+++ PROVIDED DATA +++

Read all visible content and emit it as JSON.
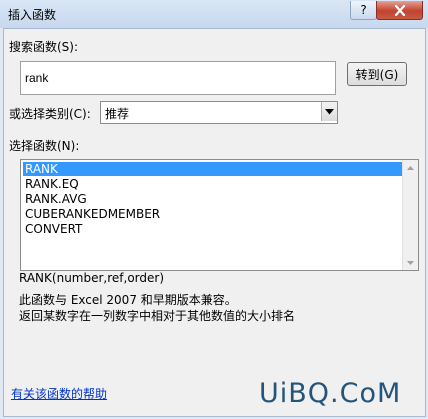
{
  "window": {
    "title": "插入函数",
    "help_glyph": "?"
  },
  "search": {
    "label": "搜索函数(S):",
    "value": "rank",
    "goto_label": "转到(G)"
  },
  "category": {
    "label": "或选择类别(C):",
    "selected": "推荐"
  },
  "functions": {
    "label": "选择函数(N):",
    "items": [
      "RANK",
      "RANK.EQ",
      "RANK.AVG",
      "CUBERANKEDMEMBER",
      "CONVERT"
    ],
    "selected_index": 0
  },
  "details": {
    "syntax": "RANK(number,ref,order)",
    "compat": "此函数与 Excel 2007 和早期版本兼容。",
    "description": "返回某数字在一列数字中相对于其他数值的大小排名"
  },
  "footer": {
    "help_link": "有关该函数的帮助"
  },
  "watermark": {
    "text": "UiBQ.CoM"
  }
}
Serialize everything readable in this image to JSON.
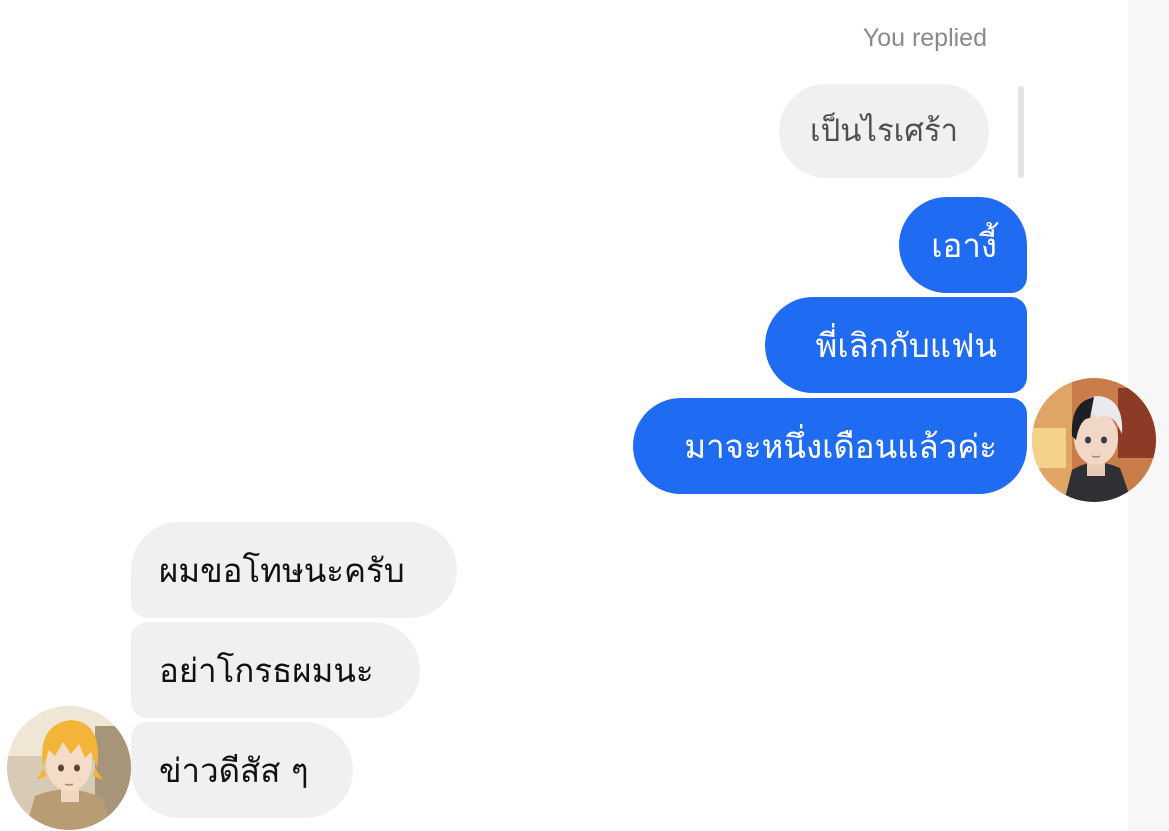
{
  "reply_header": "You replied",
  "quoted_message": "เป็นไรเศร้า",
  "outgoing_messages": [
    "เอางี้",
    "พี่เลิกกับแฟน",
    "มาจะหนึ่งเดือนแล้วค่ะ"
  ],
  "incoming_messages": [
    "ผมขอโทษนะครับ",
    "อย่าโกรธผมนะ",
    "ข่าวดีสัส ๆ"
  ],
  "colors": {
    "outgoing_bubble": "#1f6bf2",
    "incoming_bubble": "#f0f0f2"
  },
  "avatars": {
    "right": "dark-haired-anime-avatar",
    "left": "blond-anime-avatar"
  }
}
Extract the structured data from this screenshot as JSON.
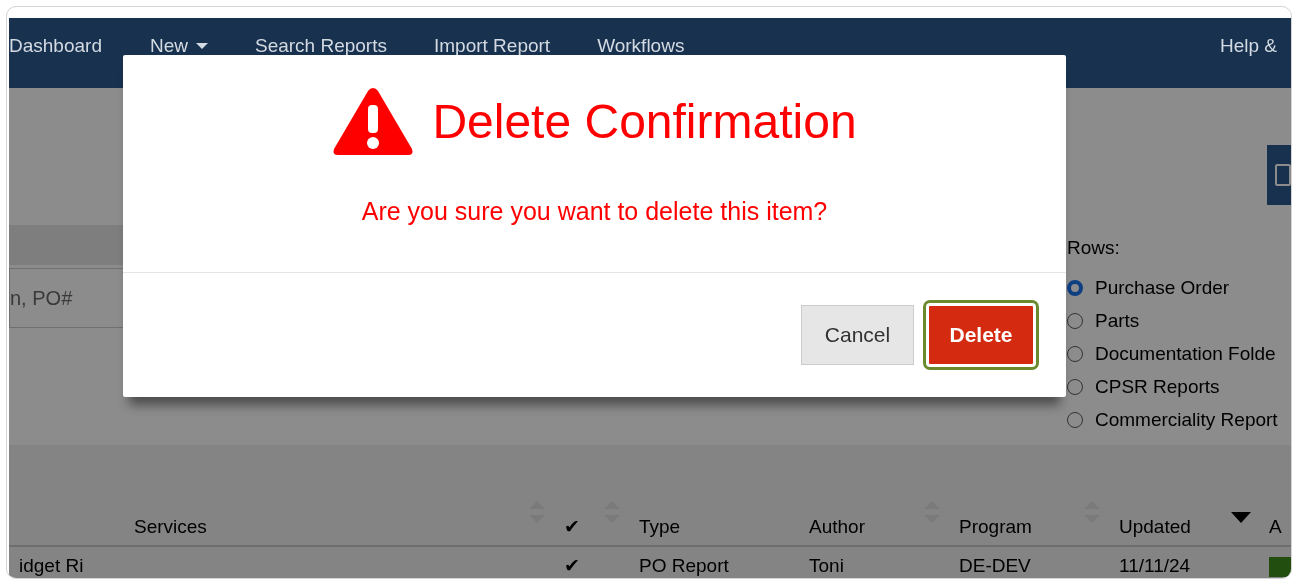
{
  "nav": {
    "items": [
      {
        "label": "Dashboard",
        "dropdown": false
      },
      {
        "label": "New",
        "dropdown": true
      },
      {
        "label": "Search Reports",
        "dropdown": false
      },
      {
        "label": "Import Report",
        "dropdown": false
      },
      {
        "label": "Workflows",
        "dropdown": false
      }
    ],
    "help": "Help &"
  },
  "search": {
    "placeholder": "n, PO#"
  },
  "rows_filter": {
    "title": "Rows:",
    "options": [
      {
        "label": "Purchase Order",
        "selected": true
      },
      {
        "label": "Parts",
        "selected": false
      },
      {
        "label": "Documentation Folde",
        "selected": false
      },
      {
        "label": "CPSR Reports",
        "selected": false
      },
      {
        "label": "Commerciality Report",
        "selected": false
      }
    ]
  },
  "table": {
    "columns": [
      {
        "sortable": false,
        "sorted_desc": false
      },
      {
        "label": "Services",
        "sortable": true,
        "sorted_desc": false
      },
      {
        "label": "✔",
        "sortable": true,
        "sorted_desc": false
      },
      {
        "label": "Type",
        "sortable": false,
        "sorted_desc": false
      },
      {
        "label": "Author",
        "sortable": true,
        "sorted_desc": false
      },
      {
        "label": "Program",
        "sortable": true,
        "sorted_desc": false
      },
      {
        "label": "Updated",
        "sortable": true,
        "sorted_desc": true
      },
      {
        "label": "A",
        "sortable": false,
        "sorted_desc": false
      }
    ],
    "rows": [
      {
        "cells": [
          "idget Ri",
          "",
          "✔",
          "PO Report",
          "Toni",
          "DE-DEV",
          "11/11/24",
          ""
        ]
      }
    ]
  },
  "dialog": {
    "title": "Delete Confirmation",
    "message": "Are you sure you want to delete this item?",
    "buttons": [
      {
        "label": "Cancel",
        "kind": "secondary"
      },
      {
        "label": "Delete",
        "kind": "danger"
      }
    ]
  }
}
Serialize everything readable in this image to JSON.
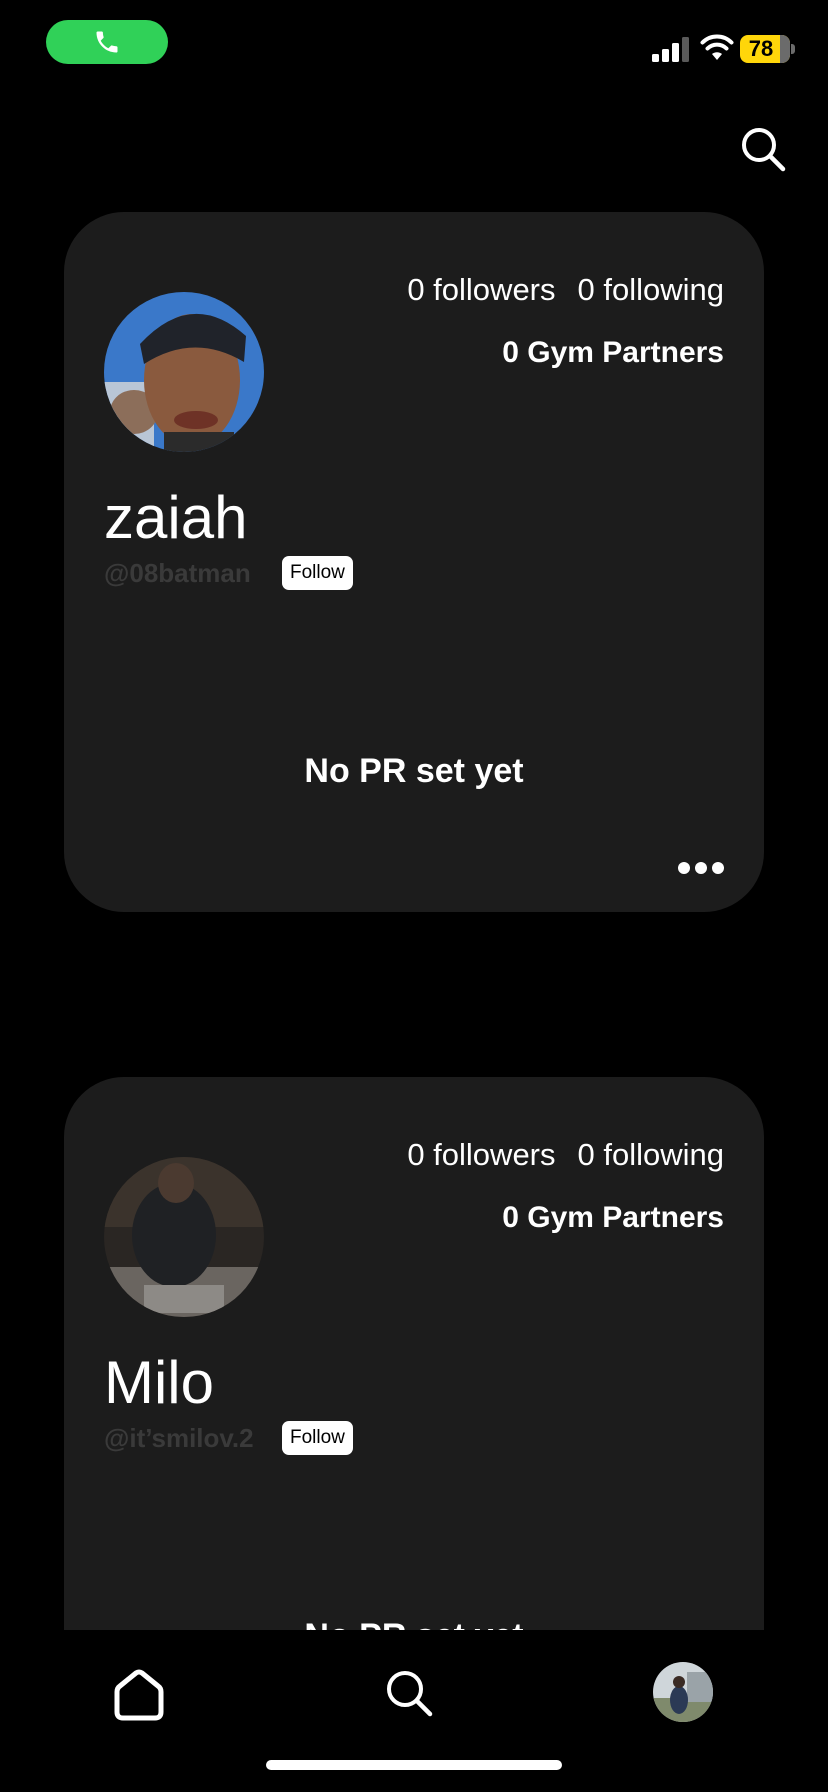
{
  "status_bar": {
    "battery": "78",
    "call_icon": "phone-icon",
    "signal_icon": "cellular-signal-icon",
    "wifi_icon": "wifi-icon"
  },
  "header": {
    "search_icon": "search-icon"
  },
  "profiles": [
    {
      "followers": "0 followers",
      "following": "0 following",
      "gym_partners": "0 Gym Partners",
      "display_name": "zaiah",
      "username": "@08batman",
      "follow_label": "Follow",
      "pr_text": "No PR set yet"
    },
    {
      "followers": "0 followers",
      "following": "0 following",
      "gym_partners": "0 Gym Partners",
      "display_name": "Milo",
      "username": "@it’smilov.2",
      "follow_label": "Follow",
      "pr_text": "No PR set yet"
    }
  ],
  "tab_bar": {
    "items": [
      "home-icon",
      "search-icon",
      "profile-avatar"
    ]
  },
  "colors": {
    "background": "#000000",
    "card": "#1c1c1c",
    "call_pill": "#30d158",
    "battery": "#ffd60a",
    "username": "#3a3a3a"
  }
}
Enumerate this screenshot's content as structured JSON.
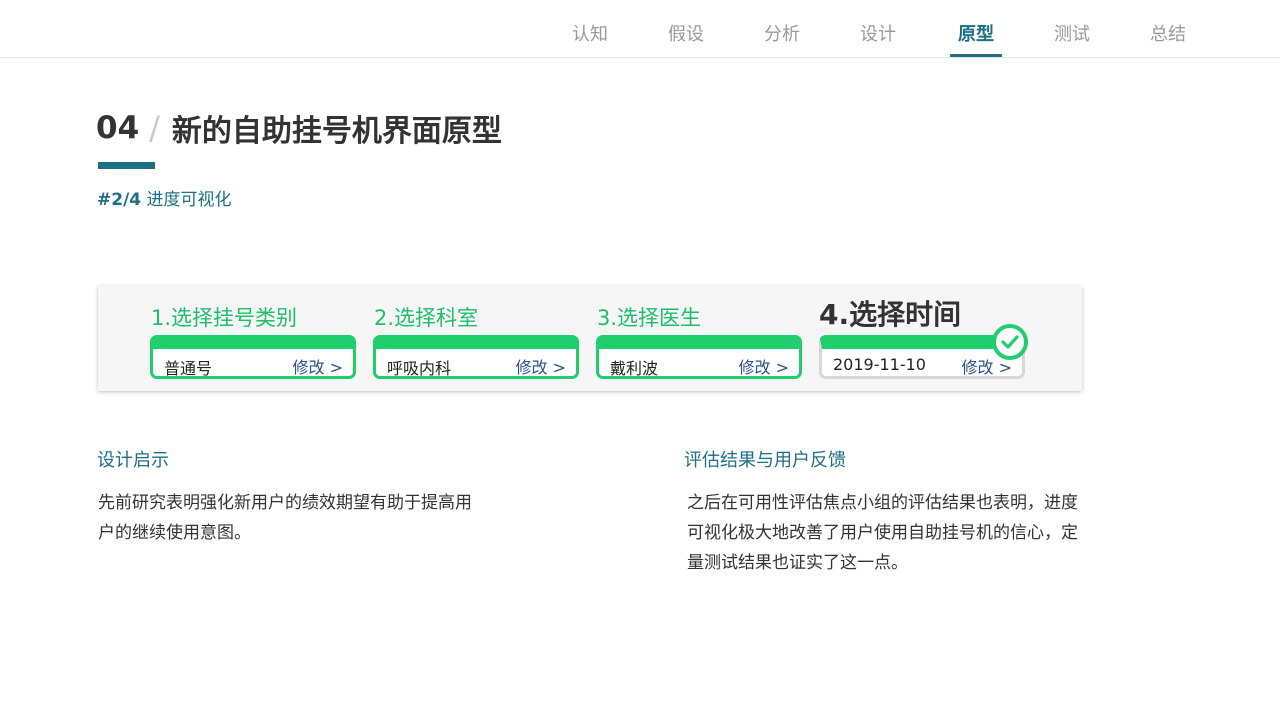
{
  "nav": {
    "items": [
      "认知",
      "假设",
      "分析",
      "设计",
      "原型",
      "测试",
      "总结"
    ],
    "active": "原型"
  },
  "header": {
    "number": "04",
    "separator": "/",
    "title": "新的自助挂号机界面原型",
    "subtitle_hash": "#",
    "subtitle_progress": "2/4",
    "subtitle_text": "进度可视化"
  },
  "prototype": {
    "steps": [
      {
        "label": "1.选择挂号类别",
        "value": "普通号",
        "edit": "修改 >"
      },
      {
        "label": "2.选择科室",
        "value": "呼吸内科",
        "edit": "修改 >"
      },
      {
        "label": "3.选择医生",
        "value": "戴利波",
        "edit": "修改 >"
      },
      {
        "label": "4.选择时间",
        "value": "2019-11-10",
        "edit": "修改 >"
      }
    ],
    "current_step": 4,
    "complete_icon": "check-circle-icon",
    "accent_color": "#1fce6d"
  },
  "insight": {
    "title": "设计启示",
    "body": "先前研究表明强化新用户的绩效期望有助于提高用户的继续使用意图。"
  },
  "feedback": {
    "title": "评估结果与用户反馈",
    "body": "之后在可用性评估焦点小组的评估结果也表明，进度可视化极大地改善了用户使用自助挂号机的信心，定量测试结果也证实了这一点。"
  },
  "colors": {
    "brand": "#1e6f86",
    "success": "#1fce6d",
    "muted": "#9a9a9a"
  }
}
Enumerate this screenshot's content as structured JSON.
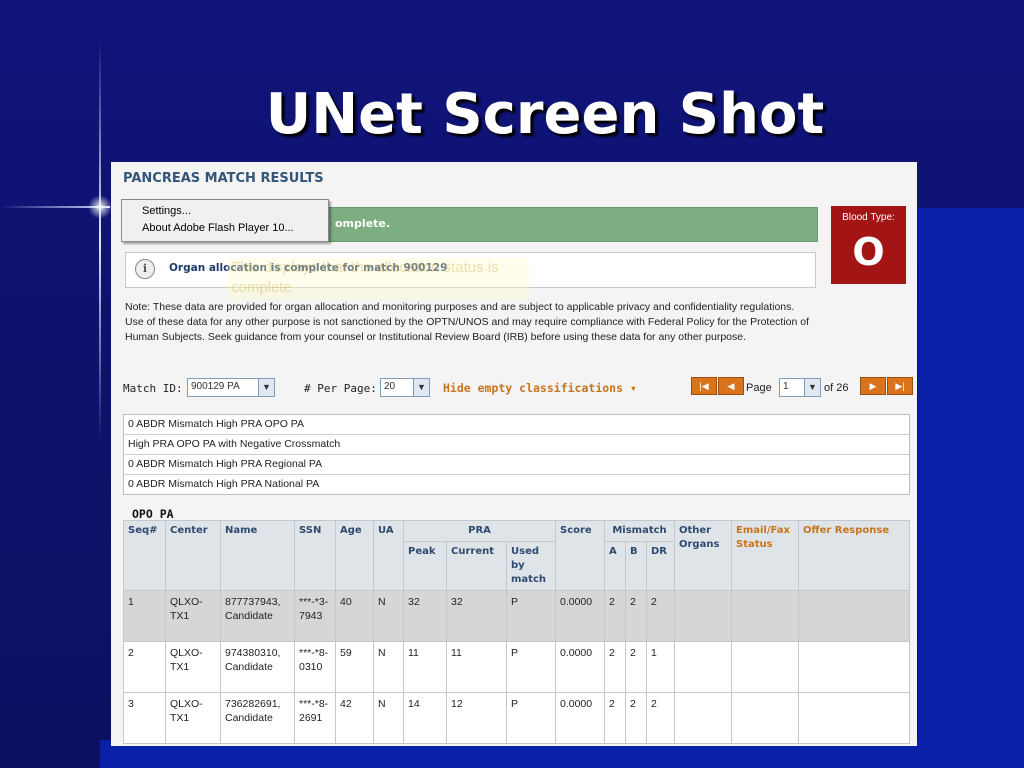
{
  "slide": {
    "title": "UNet Screen Shot"
  },
  "page": {
    "heading": "PANCREAS MATCH RESULTS",
    "status_banner": "omplete.",
    "context_menu": [
      "Settings...",
      "About Adobe Flash Player 10..."
    ],
    "blood_type": {
      "label": "Blood Type:",
      "value": "O"
    },
    "info_message": "Organ allocation is complete for match 900129",
    "tooltip_ghost": "This displays that the allocation status is complete",
    "note": "Note: These data are provided for organ allocation and monitoring purposes and are subject to applicable privacy and confidentiality regulations. Use of these data for any other purpose is not sanctioned by the OPTN/UNOS and may require compliance with Federal Policy for the Protection of Human Subjects. Seek guidance from your counsel or Institutional Review Board (IRB) before using these data for any other purpose.",
    "controls": {
      "match_id_label": "Match ID:",
      "match_id_value": "900129 PA",
      "per_page_label": "# Per Page:",
      "per_page_value": "20",
      "hide_empty_label": "Hide empty classifications ▾",
      "page_label": "Page",
      "page_value": "1",
      "page_total": "of 26"
    },
    "classifications": [
      "0 ABDR Mismatch High PRA OPO PA",
      "High PRA OPO PA with Negative Crossmatch",
      "0 ABDR Mismatch High PRA Regional PA",
      "0 ABDR Mismatch High PRA National PA"
    ],
    "section_label": "OPO PA",
    "table": {
      "group_headers": {
        "pra": "PRA",
        "mismatch": "Mismatch"
      },
      "headers": {
        "seq": "Seq#",
        "center": "Center",
        "name": "Name",
        "ssn": "SSN",
        "age": "Age",
        "ua": "UA",
        "peak": "Peak",
        "current": "Current",
        "used": "Used by match",
        "score": "Score",
        "a": "A",
        "b": "B",
        "dr": "DR",
        "other": "Other Organs",
        "email": "Email/Fax Status",
        "offer": "Offer Response"
      },
      "rows": [
        {
          "seq": "1",
          "center": "QLXO-TX1",
          "name": "877737943, Candidate",
          "ssn": "***-*3-7943",
          "age": "40",
          "ua": "N",
          "peak": "32",
          "current": "32",
          "used": "P",
          "score": "0.0000",
          "a": "2",
          "b": "2",
          "dr": "2",
          "other": "",
          "email": "",
          "offer": ""
        },
        {
          "seq": "2",
          "center": "QLXO-TX1",
          "name": "974380310, Candidate",
          "ssn": "***-*8-0310",
          "age": "59",
          "ua": "N",
          "peak": "11",
          "current": "11",
          "used": "P",
          "score": "0.0000",
          "a": "2",
          "b": "2",
          "dr": "1",
          "other": "",
          "email": "",
          "offer": ""
        },
        {
          "seq": "3",
          "center": "QLXO-TX1",
          "name": "736282691, Candidate",
          "ssn": "***-*8-2691",
          "age": "42",
          "ua": "N",
          "peak": "14",
          "current": "12",
          "used": "P",
          "score": "0.0000",
          "a": "2",
          "b": "2",
          "dr": "2",
          "other": "",
          "email": "",
          "offer": ""
        }
      ]
    }
  }
}
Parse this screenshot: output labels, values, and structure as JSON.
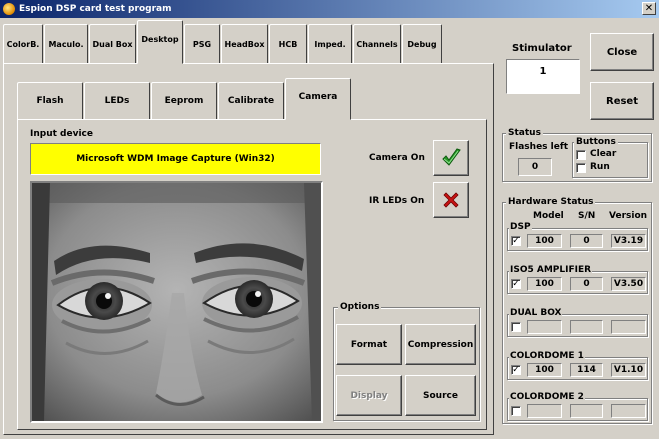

+++

[PROBLEM DESCRIPTION] Gather each line of the listing containing the word "body" and show it.

[SOLUTION TO THE EXERCISE]
    "body": "先前研究表明强化新用户的绩效期望有助于提高用户的继续使用意图。"
    "body": "之后在可用性评估焦点小组的评估结果也表明，进度可视化极大地改善了用户使用自助挂号机的信心，定量测试结果也证实了这一点。"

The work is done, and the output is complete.